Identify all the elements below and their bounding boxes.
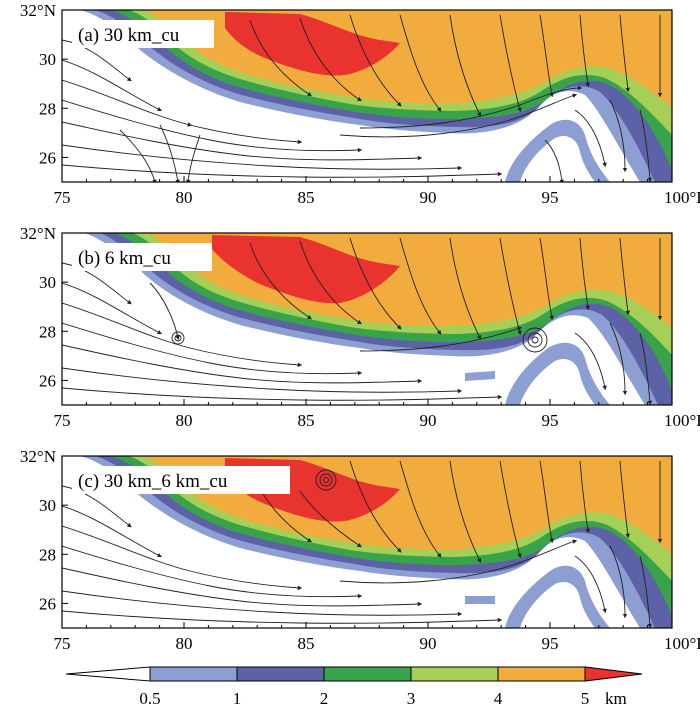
colorbar-label: 5: [581, 689, 590, 708]
y-tick-label: 26: [39, 148, 56, 167]
terrain-b: [62, 233, 672, 405]
x-tick-label: 75: [54, 188, 71, 207]
y-tick-label: 32°N: [20, 1, 56, 20]
axes: 75 80 85 90 95 100°E 26 28 30 32°N 75 80 85 90 95 100°E…: [20, 1, 700, 653]
x-tick-label: 100°E: [664, 188, 700, 207]
x-tick-label: 75: [54, 634, 71, 653]
colorbar-label: 3: [407, 689, 416, 708]
y-tick-label: 30: [39, 496, 56, 515]
y-tick-label: 30: [39, 273, 56, 292]
colorbar-segment-05-1: [149, 666, 238, 682]
colorbar-label: 4: [494, 689, 503, 708]
x-tick-label: 80: [176, 411, 193, 430]
y-tick-label: 26: [39, 594, 56, 613]
x-tick-label: 95: [542, 411, 559, 430]
x-tick-label: 90: [420, 188, 437, 207]
x-tick-label: 95: [542, 634, 559, 653]
streamlines-b: [62, 237, 663, 405]
x-tick-label: 85: [298, 634, 315, 653]
colorbar-unit: km: [605, 689, 627, 708]
y-tick-label: 30: [39, 50, 56, 69]
panel-b-label: (b) 6 km_cu: [78, 248, 171, 269]
x-tick-label: 95: [542, 188, 559, 207]
colorbar-segment-lt05: [65, 666, 151, 682]
y-tick-label: 32°N: [20, 447, 56, 466]
x-tick-label: 75: [54, 411, 71, 430]
y-tick-label: 28: [39, 545, 56, 564]
colorbar-segment-4-5: [497, 666, 586, 682]
colorbar-label: 0.5: [139, 689, 160, 708]
colorbar: 0.5 1 2 3 4 5 km: [65, 666, 643, 708]
panel-a: (a) 30 km_cu: [61, 9, 673, 183]
x-tick-label: 80: [176, 188, 193, 207]
x-tick-label: 100°E: [664, 411, 700, 430]
panel-c: (c) 30 km_6 km_cu: [61, 455, 673, 629]
panel-b: (b) 6 km_cu: [61, 232, 673, 406]
colorbar-segment-1-2: [236, 666, 325, 682]
colorbar-label: 2: [320, 689, 329, 708]
panel-c-label: (c) 30 km_6 km_cu: [78, 471, 228, 492]
x-tick-label: 90: [420, 634, 437, 653]
panel-a-label: (a) 30 km_cu: [78, 25, 180, 46]
colorbar-segment-gt5: [584, 666, 643, 682]
colorbar-label: 1: [233, 689, 242, 708]
y-tick-label: 28: [39, 99, 56, 118]
y-tick-label: 28: [39, 322, 56, 341]
colorbar-segment-3-4: [410, 666, 499, 682]
x-tick-label: 100°E: [664, 634, 700, 653]
x-tick-label: 90: [420, 411, 437, 430]
x-tick-label: 85: [298, 188, 315, 207]
streamlines-c: [62, 460, 663, 628]
colorbar-segment-2-3: [323, 666, 412, 682]
streamlines-a: [62, 14, 663, 182]
x-tick-label: 80: [176, 634, 193, 653]
terrain-a: [62, 10, 672, 182]
x-tick-label: 85: [298, 411, 315, 430]
y-tick-label: 26: [39, 371, 56, 390]
y-tick-label: 32°N: [20, 224, 56, 243]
------------
* **WHAT IS ASKED**: In the entries above, set down the lines from the one containing "colorbar-label: 5: [581, 689, 590, 708]" up to and including the one containing "y-tick-label: 30: [39, 496, 56, 515]", copying each character for character.

* **SOLVED EXERCISE**:
colorbar-label: 5: [581, 689, 590, 708]
y-tick-label: 26: [39, 148, 56, 167]
terrain-b: [62, 233, 672, 405]
x-tick-label: 75: [54, 188, 71, 207]
y-tick-label: 32°N: [20, 1, 56, 20]
axes: 75 80 85 90 95 100°E 26 28 30 32°N 75 80 85 90 95 100°E…: [20, 1, 700, 653]
x-tick-label: 100°E: [664, 188, 700, 207]
x-tick-label: 75: [54, 634, 71, 653]
colorbar-label: 3: [407, 689, 416, 708]
y-tick-label: 30: [39, 496, 56, 515]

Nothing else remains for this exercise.